** Begin WORKING DATA **
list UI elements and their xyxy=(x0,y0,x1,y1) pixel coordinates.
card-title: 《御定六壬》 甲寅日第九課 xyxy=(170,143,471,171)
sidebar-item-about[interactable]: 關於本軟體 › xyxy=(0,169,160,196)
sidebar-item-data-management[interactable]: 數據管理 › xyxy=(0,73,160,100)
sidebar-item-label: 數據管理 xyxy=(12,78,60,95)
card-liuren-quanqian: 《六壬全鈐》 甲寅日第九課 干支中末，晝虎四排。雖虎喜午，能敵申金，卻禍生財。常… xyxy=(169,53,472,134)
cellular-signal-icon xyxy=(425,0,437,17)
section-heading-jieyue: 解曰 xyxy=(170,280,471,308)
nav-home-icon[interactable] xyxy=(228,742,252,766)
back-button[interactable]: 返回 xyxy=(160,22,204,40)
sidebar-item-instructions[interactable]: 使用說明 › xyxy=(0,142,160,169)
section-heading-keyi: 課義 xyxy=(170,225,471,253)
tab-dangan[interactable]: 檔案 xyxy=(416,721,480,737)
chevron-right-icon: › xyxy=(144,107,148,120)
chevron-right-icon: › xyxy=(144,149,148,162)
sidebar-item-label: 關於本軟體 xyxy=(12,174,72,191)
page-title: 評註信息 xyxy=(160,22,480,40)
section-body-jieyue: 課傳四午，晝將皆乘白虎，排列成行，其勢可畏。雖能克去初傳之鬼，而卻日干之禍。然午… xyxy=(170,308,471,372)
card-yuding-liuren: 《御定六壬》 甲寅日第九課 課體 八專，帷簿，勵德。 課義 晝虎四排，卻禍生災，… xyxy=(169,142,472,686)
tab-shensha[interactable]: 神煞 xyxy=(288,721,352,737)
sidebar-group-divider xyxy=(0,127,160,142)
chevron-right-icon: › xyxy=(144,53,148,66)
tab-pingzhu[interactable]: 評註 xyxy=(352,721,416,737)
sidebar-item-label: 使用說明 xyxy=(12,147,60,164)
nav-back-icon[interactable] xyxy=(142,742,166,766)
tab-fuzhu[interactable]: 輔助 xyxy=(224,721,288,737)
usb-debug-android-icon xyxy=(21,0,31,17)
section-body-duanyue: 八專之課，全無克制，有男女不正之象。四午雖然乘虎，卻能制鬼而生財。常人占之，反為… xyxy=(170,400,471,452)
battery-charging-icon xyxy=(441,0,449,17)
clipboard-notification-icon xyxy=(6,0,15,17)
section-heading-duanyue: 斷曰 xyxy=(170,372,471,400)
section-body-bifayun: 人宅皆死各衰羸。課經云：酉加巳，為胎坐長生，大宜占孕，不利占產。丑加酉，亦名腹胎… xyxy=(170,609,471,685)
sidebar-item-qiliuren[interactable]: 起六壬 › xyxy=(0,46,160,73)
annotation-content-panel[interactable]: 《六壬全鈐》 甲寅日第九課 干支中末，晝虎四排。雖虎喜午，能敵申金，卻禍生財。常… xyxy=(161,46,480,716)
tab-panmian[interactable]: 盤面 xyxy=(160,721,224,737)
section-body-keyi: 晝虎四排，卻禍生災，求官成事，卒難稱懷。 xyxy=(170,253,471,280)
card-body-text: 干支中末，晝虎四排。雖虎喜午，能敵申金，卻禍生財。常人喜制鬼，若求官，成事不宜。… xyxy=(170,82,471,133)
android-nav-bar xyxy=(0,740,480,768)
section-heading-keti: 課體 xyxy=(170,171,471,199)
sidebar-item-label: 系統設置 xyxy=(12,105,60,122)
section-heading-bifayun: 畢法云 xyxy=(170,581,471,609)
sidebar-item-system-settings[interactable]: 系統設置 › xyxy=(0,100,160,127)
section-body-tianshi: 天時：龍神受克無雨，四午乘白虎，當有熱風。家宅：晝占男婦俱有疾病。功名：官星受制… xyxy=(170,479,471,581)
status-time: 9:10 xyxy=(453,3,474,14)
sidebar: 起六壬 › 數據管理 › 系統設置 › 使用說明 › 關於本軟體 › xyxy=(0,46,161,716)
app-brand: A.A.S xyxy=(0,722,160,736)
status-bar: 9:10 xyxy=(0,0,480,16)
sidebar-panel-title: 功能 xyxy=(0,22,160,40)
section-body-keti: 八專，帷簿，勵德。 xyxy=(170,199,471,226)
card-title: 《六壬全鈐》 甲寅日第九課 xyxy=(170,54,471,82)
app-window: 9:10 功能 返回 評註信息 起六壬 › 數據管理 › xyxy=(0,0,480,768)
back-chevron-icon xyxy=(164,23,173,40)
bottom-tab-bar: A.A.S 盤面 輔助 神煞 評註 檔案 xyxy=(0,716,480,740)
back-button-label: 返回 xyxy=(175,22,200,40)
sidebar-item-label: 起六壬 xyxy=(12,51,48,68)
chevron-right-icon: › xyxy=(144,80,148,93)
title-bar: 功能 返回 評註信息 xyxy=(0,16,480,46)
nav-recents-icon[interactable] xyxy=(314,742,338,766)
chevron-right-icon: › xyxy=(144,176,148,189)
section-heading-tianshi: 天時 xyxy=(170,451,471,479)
** End WORKING DATA **
*TASK STATEMENT*
Arrange every line of the items above as a Markdown table with the columns Row and Item line, numbering the rows in order and omitting blank lines.

*EXPECTED ANSWER*
| Row | Item line |
|---|---|
| 1 | list UI elements and their xyxy=(x0,y0,x1,y1) pixel coordinates. |
| 2 | card-title: 《御定六壬》 甲寅日第九課 xyxy=(170,143,471,171) |
| 3 | sidebar-item-about[interactable]: 關於本軟體 › xyxy=(0,169,160,196) |
| 4 | sidebar-item-data-management[interactable]: 數據管理 › xyxy=(0,73,160,100) |
| 5 | sidebar-item-label: 數據管理 xyxy=(12,78,60,95) |
| 6 | card-liuren-quanqian: 《六壬全鈐》 甲寅日第九課 干支中末，晝虎四排。雖虎喜午，能敵申金，卻禍生財。常… xyxy=(169,53,472,134) |
| 7 | cellular-signal-icon xyxy=(425,0,437,17) |
| 8 | section-heading-jieyue: 解曰 xyxy=(170,280,471,308) |
| 9 | nav-home-icon[interactable] xyxy=(228,742,252,766) |
| 10 | back-button[interactable]: 返回 xyxy=(160,22,204,40) |
| 11 | sidebar-item-instructions[interactable]: 使用說明 › xyxy=(0,142,160,169) |
| 12 | section-heading-keyi: 課義 xyxy=(170,225,471,253) |
| 13 | tab-dangan[interactable]: 檔案 xyxy=(416,721,480,737) |
| 14 | chevron-right-icon: › xyxy=(144,107,148,120) |
| 15 | chevron-right-icon: › xyxy=(144,149,148,162) |
| 16 | sidebar-item-label: 關於本軟體 xyxy=(12,174,72,191) |
| 17 | page-title: 評註信息 xyxy=(160,22,480,40) |
| 18 | section-body-jieyue: 課傳四午，晝將皆乘白虎，排列成行，其勢可畏。雖能克去初傳之鬼，而卻日干之禍。然午… xyxy=(170,308,471,372) |
| 19 | card-yuding-liuren: 《御定六壬》 甲寅日第九課 課體 八專，帷簿，勵德。 課義 晝虎四排，卻禍生災，… xyxy=(169,142,472,686) |
| 20 | tab-shensha[interactable]: 神煞 xyxy=(288,721,352,737) |
| 21 | sidebar-group-divider xyxy=(0,127,160,142) |
| 22 | chevron-right-icon: › xyxy=(144,53,148,66) |
| 23 | tab-pingzhu[interactable]: 評註 xyxy=(352,721,416,737) |
| 24 | sidebar-item-label: 使用說明 xyxy=(12,147,60,164) |
| 25 | nav-back-icon[interactable] xyxy=(142,742,166,766) |
| 26 | tab-fuzhu[interactable]: 輔助 xyxy=(224,721,288,737) |
| 27 | usb-debug-android-icon xyxy=(21,0,31,17) |
| 28 | section-body-duanyue: 八專之課，全無克制，有男女不正之象。四午雖然乘虎，卻能制鬼而生財。常人占之，反為… xyxy=(170,400,471,452) |
| 29 | battery-charging-icon xyxy=(441,0,449,17) |
| 30 | clipboard-notification-icon xyxy=(6,0,15,17) |
| 31 | section-heading-duanyue: 斷曰 xyxy=(170,372,471,400) |
| 32 | section-body-bifayun: 人宅皆死各衰羸。課經云：酉加巳，為胎坐長生，大宜占孕，不利占產。丑加酉，亦名腹胎… xyxy=(170,609,471,685) |
| 33 | sidebar-item-qiliuren[interactable]: 起六壬 › xyxy=(0,46,160,73) |
| 34 | annotation-content-panel[interactable]: 《六壬全鈐》 甲寅日第九課 干支中末，晝虎四排。雖虎喜午，能敵申金，卻禍生財。常… xyxy=(161,46,480,716) |
| 35 | tab-panmian[interactable]: 盤面 xyxy=(160,721,224,737) |
| 36 | section-body-keyi: 晝虎四排，卻禍生災，求官成事，卒難稱懷。 xyxy=(170,253,471,280) |
| 37 | card-body-text: 干支中末，晝虎四排。雖虎喜午，能敵申金，卻禍生財。常人喜制鬼，若求官，成事不宜。… xyxy=(170,82,471,133) |
| 38 | android-nav-bar xyxy=(0,740,480,768) |
| 39 | section-heading-keti: 課體 xyxy=(170,171,471,199) |
| 40 | sidebar-item-label: 系統設置 xyxy=(12,105,60,122) |
| 41 | section-heading-bifayun: 畢法云 xyxy=(170,581,471,609) |
| 42 | sidebar-item-system-settings[interactable]: 系統設置 › xyxy=(0,100,160,127) |
| 43 | section-body-tianshi: 天時：龍神受克無雨，四午乘白虎，當有熱風。家宅：晝占男婦俱有疾病。功名：官星受制… xyxy=(170,479,471,581) |
| 44 | status-time: 9:10 xyxy=(453,3,474,14) |
| 45 | sidebar: 起六壬 › 數據管理 › 系統設置 › 使用說明 › 關於本軟體 › xyxy=(0,46,161,716) |
| 46 | app-brand: A.A.S xyxy=(0,722,160,736) |
| 47 | status-bar: 9:10 xyxy=(0,0,480,16) |
| 48 | sidebar-panel-title: 功能 xyxy=(0,22,160,40) |
| 49 | section-body-keti: 八專，帷簿，勵德。 xyxy=(170,199,471,226) |
| 50 | card-title: 《六壬全鈐》 甲寅日第九課 xyxy=(170,54,471,82) |
| 51 | app-window: 9:10 功能 返回 評註信息 起六壬 › 數據管理 › xyxy=(0,0,480,768) |
| 52 | back-chevron-icon xyxy=(164,23,173,40) |
| 53 | bottom-tab-bar: A.A.S 盤面 輔助 神煞 評註 檔案 xyxy=(0,716,480,740) |
| 54 | back-button-label: 返回 xyxy=(175,22,200,40) |
| 55 | sidebar-item-label: 起六壬 xyxy=(12,51,48,68) |
| 56 | chevron-right-icon: › xyxy=(144,80,148,93) |
| 57 | title-bar: 功能 返回 評註信息 xyxy=(0,16,480,46) |
| 58 | nav-recents-icon[interactable] xyxy=(314,742,338,766) |
| 59 | chevron-right-icon: › xyxy=(144,176,148,189) |
| 60 | section-heading-tianshi: 天時 xyxy=(170,451,471,479) |